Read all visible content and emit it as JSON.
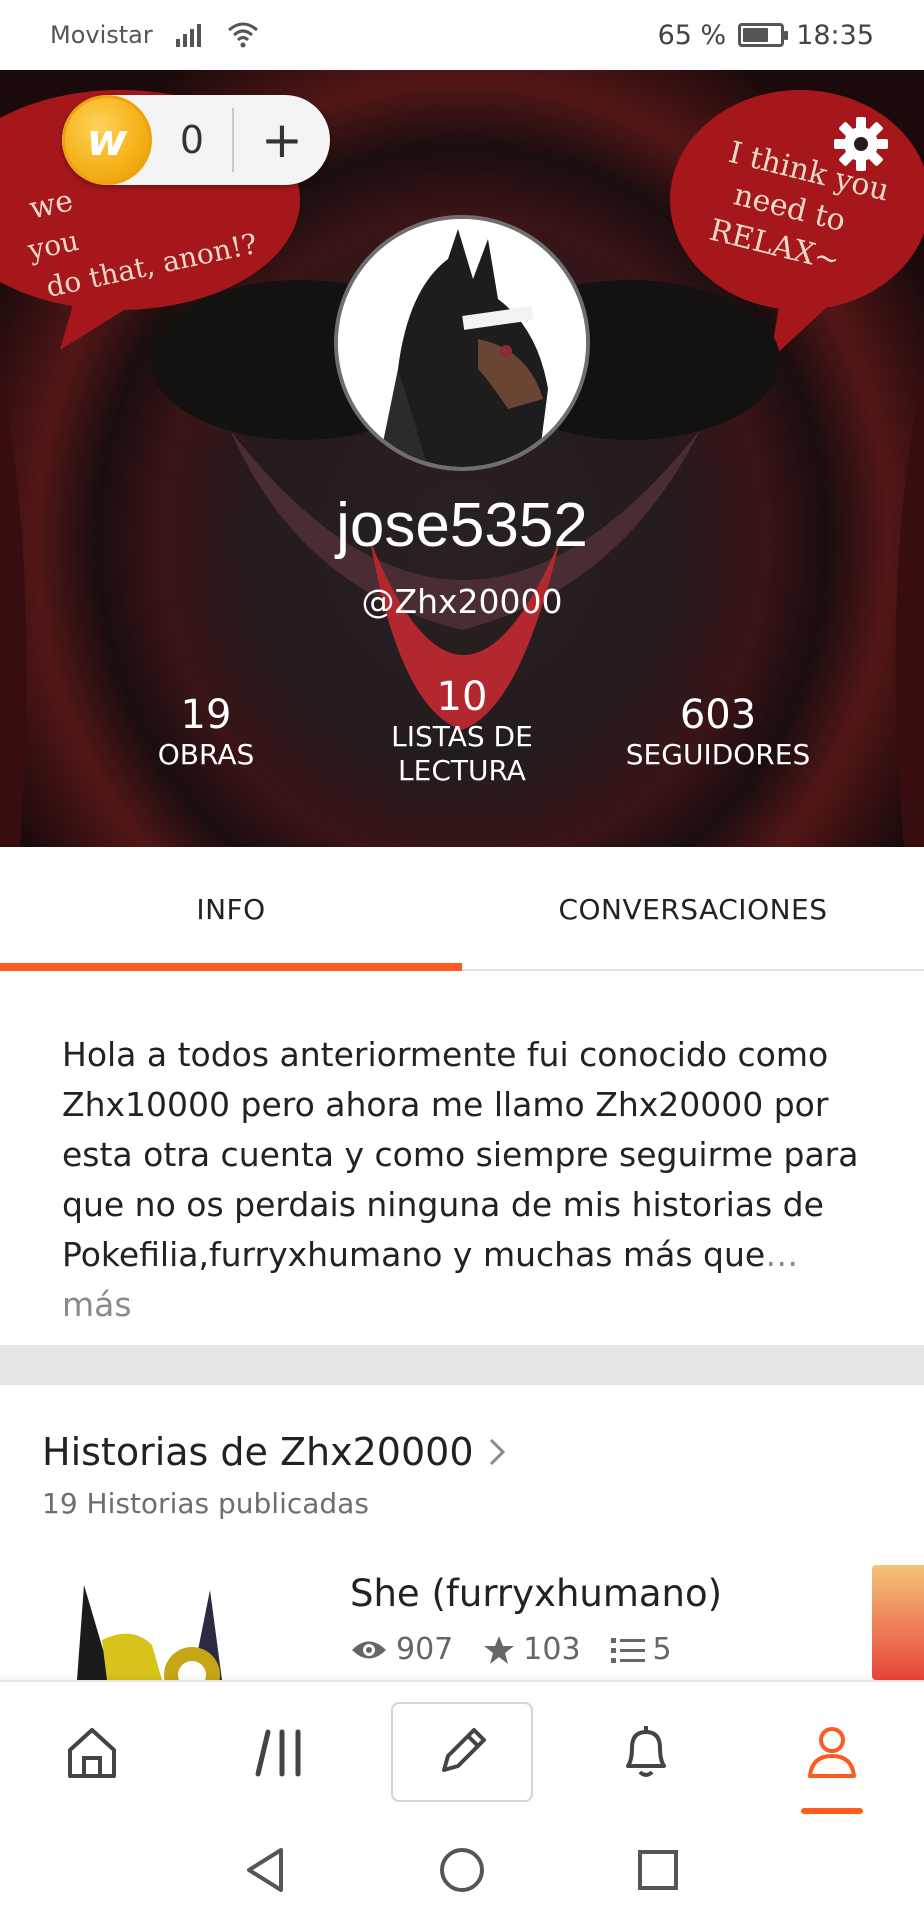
{
  "status_bar": {
    "carrier": "Movistar",
    "battery_percent": "65 %",
    "battery_level": 0.65,
    "time": "18:35"
  },
  "header": {
    "coins": {
      "count": "0",
      "add_label": "+"
    },
    "username": "jose5352",
    "handle": "@Zhx20000",
    "stats": [
      {
        "value": "19",
        "label": "OBRAS"
      },
      {
        "value": "10",
        "label": "LISTAS DE LECTURA"
      },
      {
        "value": "603",
        "label": "SEGUIDORES"
      }
    ]
  },
  "tabs": [
    {
      "label": "INFO",
      "active": true
    },
    {
      "label": "CONVERSACIONES",
      "active": false
    }
  ],
  "bio": {
    "text": "Hola a todos anteriormente fui conocido como Zhx10000 pero ahora me llamo Zhx20000 por esta otra cuenta y como siempre seguirme para que no os perdais ninguna de mis historias de Pokefilia,furryxhumano y muchas más que",
    "more_label": "… más"
  },
  "stories": {
    "title": "Historias de Zhx20000",
    "subtitle": "19 Historias publicadas",
    "items": [
      {
        "title": "She (furryxhumano)",
        "reads": "907",
        "votes": "103",
        "parts": "5"
      }
    ]
  },
  "bottom_nav": {
    "items": [
      "home-icon",
      "library-icon",
      "write-icon",
      "notifications-icon",
      "profile-icon"
    ],
    "active": "profile-icon"
  },
  "colors": {
    "accent": "#ff5a1f",
    "coin": "#f6b21b"
  }
}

^^^^^^^^^^^^^^^^

Transcribe the listing in full and omit the pictures.

Read all visible content and emit it as JSON.
{
  "status_bar": {
    "carrier": "Movistar",
    "battery_percent": "65 %",
    "battery_level": 0.65,
    "time": "18:35"
  },
  "header": {
    "coins": {
      "count": "0",
      "add_label": "+"
    },
    "username": "jose5352",
    "handle": "@Zhx20000",
    "stats": [
      {
        "value": "19",
        "label": "OBRAS"
      },
      {
        "value": "10",
        "label": "LISTAS DE LECTURA"
      },
      {
        "value": "603",
        "label": "SEGUIDORES"
      }
    ]
  },
  "tabs": [
    {
      "label": "INFO",
      "active": true
    },
    {
      "label": "CONVERSACIONES",
      "active": false
    }
  ],
  "bio": {
    "text": "Hola a todos anteriormente fui conocido como Zhx10000 pero ahora me llamo Zhx20000 por esta otra cuenta y como siempre seguirme para que no os perdais ninguna de mis historias de Pokefilia,furryxhumano y muchas más que",
    "more_label": "… más"
  },
  "stories": {
    "title": "Historias de Zhx20000",
    "subtitle": "19 Historias publicadas",
    "items": [
      {
        "title": "She (furryxhumano)",
        "reads": "907",
        "votes": "103",
        "parts": "5"
      }
    ]
  },
  "bottom_nav": {
    "items": [
      "home-icon",
      "library-icon",
      "write-icon",
      "notifications-icon",
      "profile-icon"
    ],
    "active": "profile-icon"
  },
  "colors": {
    "accent": "#ff5a1f",
    "coin": "#f6b21b"
  }
}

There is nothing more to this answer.